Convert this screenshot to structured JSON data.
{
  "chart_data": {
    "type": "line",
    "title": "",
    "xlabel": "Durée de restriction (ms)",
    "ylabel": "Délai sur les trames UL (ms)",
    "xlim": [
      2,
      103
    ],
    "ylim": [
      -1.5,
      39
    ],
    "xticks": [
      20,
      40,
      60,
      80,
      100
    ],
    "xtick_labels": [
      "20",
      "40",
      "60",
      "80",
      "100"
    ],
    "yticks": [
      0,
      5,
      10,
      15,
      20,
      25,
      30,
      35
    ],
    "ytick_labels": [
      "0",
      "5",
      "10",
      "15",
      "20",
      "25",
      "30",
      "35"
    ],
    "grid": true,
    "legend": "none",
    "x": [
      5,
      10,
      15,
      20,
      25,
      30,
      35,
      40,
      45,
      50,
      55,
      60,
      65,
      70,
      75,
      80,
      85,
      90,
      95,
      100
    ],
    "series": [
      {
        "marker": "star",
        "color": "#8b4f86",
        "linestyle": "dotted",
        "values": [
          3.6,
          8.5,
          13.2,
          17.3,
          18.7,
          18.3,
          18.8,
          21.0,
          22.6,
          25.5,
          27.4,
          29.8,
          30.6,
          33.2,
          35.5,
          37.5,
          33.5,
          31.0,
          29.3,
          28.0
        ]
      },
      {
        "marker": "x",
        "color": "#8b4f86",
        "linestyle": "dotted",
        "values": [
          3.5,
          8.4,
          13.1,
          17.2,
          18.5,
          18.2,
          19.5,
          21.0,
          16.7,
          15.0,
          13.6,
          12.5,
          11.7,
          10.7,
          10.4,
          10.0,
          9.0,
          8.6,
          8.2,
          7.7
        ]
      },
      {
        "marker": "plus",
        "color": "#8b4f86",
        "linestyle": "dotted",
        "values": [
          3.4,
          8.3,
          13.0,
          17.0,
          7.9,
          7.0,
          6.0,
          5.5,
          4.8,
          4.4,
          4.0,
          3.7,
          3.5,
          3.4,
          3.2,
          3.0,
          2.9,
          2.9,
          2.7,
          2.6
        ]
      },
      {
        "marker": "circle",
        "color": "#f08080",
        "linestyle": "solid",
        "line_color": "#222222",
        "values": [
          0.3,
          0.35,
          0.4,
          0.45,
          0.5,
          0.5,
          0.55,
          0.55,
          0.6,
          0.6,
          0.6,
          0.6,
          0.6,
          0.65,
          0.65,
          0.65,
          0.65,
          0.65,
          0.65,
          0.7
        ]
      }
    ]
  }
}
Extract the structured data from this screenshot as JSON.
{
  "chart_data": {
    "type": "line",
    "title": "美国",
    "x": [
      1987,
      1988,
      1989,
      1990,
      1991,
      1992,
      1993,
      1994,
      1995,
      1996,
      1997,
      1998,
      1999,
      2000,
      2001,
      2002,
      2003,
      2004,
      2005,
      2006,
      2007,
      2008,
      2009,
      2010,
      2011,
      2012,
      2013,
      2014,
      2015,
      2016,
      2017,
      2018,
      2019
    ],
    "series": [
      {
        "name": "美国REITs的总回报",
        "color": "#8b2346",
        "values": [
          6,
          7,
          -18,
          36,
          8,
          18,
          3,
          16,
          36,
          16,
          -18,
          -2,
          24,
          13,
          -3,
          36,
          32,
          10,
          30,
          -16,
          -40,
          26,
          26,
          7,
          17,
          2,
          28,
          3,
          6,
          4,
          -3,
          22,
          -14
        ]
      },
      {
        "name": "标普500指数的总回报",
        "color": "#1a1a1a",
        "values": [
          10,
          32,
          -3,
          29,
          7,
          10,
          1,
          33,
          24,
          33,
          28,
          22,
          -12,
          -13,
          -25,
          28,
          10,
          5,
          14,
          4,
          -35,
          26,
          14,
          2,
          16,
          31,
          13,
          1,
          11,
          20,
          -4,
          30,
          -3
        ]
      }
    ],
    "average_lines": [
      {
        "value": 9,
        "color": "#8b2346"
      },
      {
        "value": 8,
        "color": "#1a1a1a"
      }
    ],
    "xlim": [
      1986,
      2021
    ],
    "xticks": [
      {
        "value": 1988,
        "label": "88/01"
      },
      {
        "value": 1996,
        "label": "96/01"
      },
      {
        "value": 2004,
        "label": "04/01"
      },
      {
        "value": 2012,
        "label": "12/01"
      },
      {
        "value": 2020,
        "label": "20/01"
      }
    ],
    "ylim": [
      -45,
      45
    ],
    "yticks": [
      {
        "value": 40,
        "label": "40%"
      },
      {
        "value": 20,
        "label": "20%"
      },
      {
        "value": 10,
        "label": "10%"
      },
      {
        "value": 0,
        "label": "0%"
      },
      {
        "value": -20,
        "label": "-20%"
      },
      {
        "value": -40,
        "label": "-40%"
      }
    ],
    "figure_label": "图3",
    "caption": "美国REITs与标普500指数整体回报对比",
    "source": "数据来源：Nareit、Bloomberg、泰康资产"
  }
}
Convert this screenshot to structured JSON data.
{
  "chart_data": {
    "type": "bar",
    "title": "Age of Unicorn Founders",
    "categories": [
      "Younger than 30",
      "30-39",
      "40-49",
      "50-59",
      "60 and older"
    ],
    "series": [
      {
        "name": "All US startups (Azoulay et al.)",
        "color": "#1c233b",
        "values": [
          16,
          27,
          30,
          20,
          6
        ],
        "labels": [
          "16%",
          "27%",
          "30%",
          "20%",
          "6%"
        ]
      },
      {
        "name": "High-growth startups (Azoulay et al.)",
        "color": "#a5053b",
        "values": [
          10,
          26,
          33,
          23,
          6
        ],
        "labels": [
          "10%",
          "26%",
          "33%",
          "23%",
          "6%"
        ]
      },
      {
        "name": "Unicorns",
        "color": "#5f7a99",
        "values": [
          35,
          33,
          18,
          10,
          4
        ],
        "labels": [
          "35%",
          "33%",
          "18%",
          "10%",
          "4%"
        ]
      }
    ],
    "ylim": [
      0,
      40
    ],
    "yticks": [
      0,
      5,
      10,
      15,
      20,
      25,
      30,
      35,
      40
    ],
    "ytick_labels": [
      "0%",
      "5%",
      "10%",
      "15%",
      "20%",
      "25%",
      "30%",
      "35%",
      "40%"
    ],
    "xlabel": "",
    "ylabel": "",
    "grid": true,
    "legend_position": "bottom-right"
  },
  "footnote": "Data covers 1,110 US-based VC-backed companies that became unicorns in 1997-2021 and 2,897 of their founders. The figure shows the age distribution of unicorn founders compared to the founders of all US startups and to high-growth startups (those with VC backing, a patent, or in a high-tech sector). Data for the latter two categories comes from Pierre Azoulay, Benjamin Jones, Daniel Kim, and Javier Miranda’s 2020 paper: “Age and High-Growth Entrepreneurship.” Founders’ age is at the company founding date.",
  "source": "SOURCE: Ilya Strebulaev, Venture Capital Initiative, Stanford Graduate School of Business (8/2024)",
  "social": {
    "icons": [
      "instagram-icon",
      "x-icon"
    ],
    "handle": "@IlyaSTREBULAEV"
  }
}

Task prompt:
Output all of the data again, exactly.

Result for this task:
Convert this screenshot to structured JSON data.
{
  "chart_data": {
    "type": "line",
    "title": "",
    "xlabel": "Durée de restriction (ms)",
    "ylabel": "Délai sur les trames UL (ms)",
    "xlim": [
      2,
      103
    ],
    "ylim": [
      -1.5,
      39
    ],
    "xticks": [
      20,
      40,
      60,
      80,
      100
    ],
    "xtick_labels": [
      "20",
      "40",
      "60",
      "80",
      "100"
    ],
    "yticks": [
      0,
      5,
      10,
      15,
      20,
      25,
      30,
      35
    ],
    "ytick_labels": [
      "0",
      "5",
      "10",
      "15",
      "20",
      "25",
      "30",
      "35"
    ],
    "grid": true,
    "legend": "none",
    "x": [
      5,
      10,
      15,
      20,
      25,
      30,
      35,
      40,
      45,
      50,
      55,
      60,
      65,
      70,
      75,
      80,
      85,
      90,
      95,
      100
    ],
    "series": [
      {
        "marker": "star",
        "color": "#8b4f86",
        "linestyle": "dotted",
        "values": [
          3.6,
          8.5,
          13.2,
          17.3,
          18.7,
          18.3,
          18.8,
          21.0,
          22.6,
          25.5,
          27.4,
          29.8,
          30.6,
          33.2,
          35.5,
          37.5,
          33.5,
          31.0,
          29.3,
          28.0
        ]
      },
      {
        "marker": "x",
        "color": "#8b4f86",
        "linestyle": "dotted",
        "values": [
          3.5,
          8.4,
          13.1,
          17.2,
          18.5,
          18.2,
          19.5,
          21.0,
          16.7,
          15.0,
          13.6,
          12.5,
          11.7,
          10.7,
          10.4,
          10.0,
          9.0,
          8.6,
          8.2,
          7.7
        ]
      },
      {
        "marker": "plus",
        "color": "#8b4f86",
        "linestyle": "dotted",
        "values": [
          3.4,
          8.3,
          13.0,
          17.0,
          7.9,
          7.0,
          6.0,
          5.5,
          4.8,
          4.4,
          4.0,
          3.7,
          3.5,
          3.4,
          3.2,
          3.0,
          2.9,
          2.9,
          2.7,
          2.6
        ]
      },
      {
        "marker": "circle",
        "color": "#f08080",
        "linestyle": "solid",
        "line_color": "#222222",
        "values": [
          0.3,
          0.35,
          0.4,
          0.45,
          0.5,
          0.5,
          0.55,
          0.55,
          0.6,
          0.6,
          0.6,
          0.6,
          0.6,
          0.65,
          0.65,
          0.65,
          0.65,
          0.65,
          0.65,
          0.7
        ]
      }
    ]
  }
}
Extract the structured data from this screenshot as JSON.
{
  "chart_data": {
    "type": "line",
    "title": "美国",
    "x": [
      1987,
      1988,
      1989,
      1990,
      1991,
      1992,
      1993,
      1994,
      1995,
      1996,
      1997,
      1998,
      1999,
      2000,
      2001,
      2002,
      2003,
      2004,
      2005,
      2006,
      2007,
      2008,
      2009,
      2010,
      2011,
      2012,
      2013,
      2014,
      2015,
      2016,
      2017,
      2018,
      2019
    ],
    "series": [
      {
        "name": "美国REITs的总回报",
        "color": "#8b2346",
        "values": [
          6,
          7,
          -18,
          36,
          8,
          18,
          3,
          16,
          36,
          16,
          -18,
          -2,
          24,
          13,
          -3,
          36,
          32,
          10,
          30,
          -16,
          -40,
          26,
          26,
          7,
          17,
          2,
          28,
          3,
          6,
          4,
          -3,
          22,
          -14
        ]
      },
      {
        "name": "标普500指数的总回报",
        "color": "#1a1a1a",
        "values": [
          10,
          32,
          -3,
          29,
          7,
          10,
          1,
          33,
          24,
          33,
          28,
          22,
          -12,
          -13,
          -25,
          28,
          10,
          5,
          14,
          4,
          -35,
          26,
          14,
          2,
          16,
          31,
          13,
          1,
          11,
          20,
          -4,
          30,
          -3
        ]
      }
    ],
    "average_lines": [
      {
        "value": 9,
        "color": "#8b2346"
      },
      {
        "value": 8,
        "color": "#1a1a1a"
      }
    ],
    "xlim": [
      1986,
      2021
    ],
    "xticks": [
      {
        "value": 1988,
        "label": "88/01"
      },
      {
        "value": 1996,
        "label": "96/01"
      },
      {
        "value": 2004,
        "label": "04/01"
      },
      {
        "value": 2012,
        "label": "12/01"
      },
      {
        "value": 2020,
        "label": "20/01"
      }
    ],
    "ylim": [
      -45,
      45
    ],
    "yticks": [
      {
        "value": 40,
        "label": "40%"
      },
      {
        "value": 20,
        "label": "20%"
      },
      {
        "value": 10,
        "label": "10%"
      },
      {
        "value": 0,
        "label": "0%"
      },
      {
        "value": -20,
        "label": "-20%"
      },
      {
        "value": -40,
        "label": "-40%"
      }
    ],
    "figure_label": "图3",
    "caption": "美国REITs与标普500指数整体回报对比",
    "source": "数据来源：Nareit、Bloomberg、泰康资产"
  }
}
Convert this screenshot to structured JSON data.
{
  "chart_data": {
    "type": "bar",
    "title": "Age of Unicorn Founders",
    "categories": [
      "Younger than 30",
      "30-39",
      "40-49",
      "50-59",
      "60 and older"
    ],
    "series": [
      {
        "name": "All US startups (Azoulay et al.)",
        "color": "#1c233b",
        "values": [
          16,
          27,
          30,
          20,
          6
        ],
        "labels": [
          "16%",
          "27%",
          "30%",
          "20%",
          "6%"
        ]
      },
      {
        "name": "High-growth startups (Azoulay et al.)",
        "color": "#a5053b",
        "values": [
          10,
          26,
          33,
          23,
          6
        ],
        "labels": [
          "10%",
          "26%",
          "33%",
          "23%",
          "6%"
        ]
      },
      {
        "name": "Unicorns",
        "color": "#5f7a99",
        "values": [
          35,
          33,
          18,
          10,
          4
        ],
        "labels": [
          "35%",
          "33%",
          "18%",
          "10%",
          "4%"
        ]
      }
    ],
    "ylim": [
      0,
      40
    ],
    "yticks": [
      0,
      5,
      10,
      15,
      20,
      25,
      30,
      35,
      40
    ],
    "ytick_labels": [
      "0%",
      "5%",
      "10%",
      "15%",
      "20%",
      "25%",
      "30%",
      "35%",
      "40%"
    ],
    "xlabel": "",
    "ylabel": "",
    "grid": true,
    "legend_position": "bottom-right"
  },
  "footnote": "Data covers 1,110 US-based VC-backed companies that became unicorns in 1997-2021 and 2,897 of their founders. The figure shows the age distribution of unicorn founders compared to the founders of all US startups and to high-growth startups (those with VC backing, a patent, or in a high-tech sector). Data for the latter two categories comes from Pierre Azoulay, Benjamin Jones, Daniel Kim, and Javier Miranda’s 2020 paper: “Age and High-Growth Entrepreneurship.” Founders’ age is at the company founding date.",
  "source": "SOURCE: Ilya Strebulaev, Venture Capital Initiative, Stanford Graduate School of Business (8/2024)",
  "social": {
    "icons": [
      "instagram-icon",
      "x-icon"
    ],
    "handle": "@IlyaSTREBULAEV"
  }
}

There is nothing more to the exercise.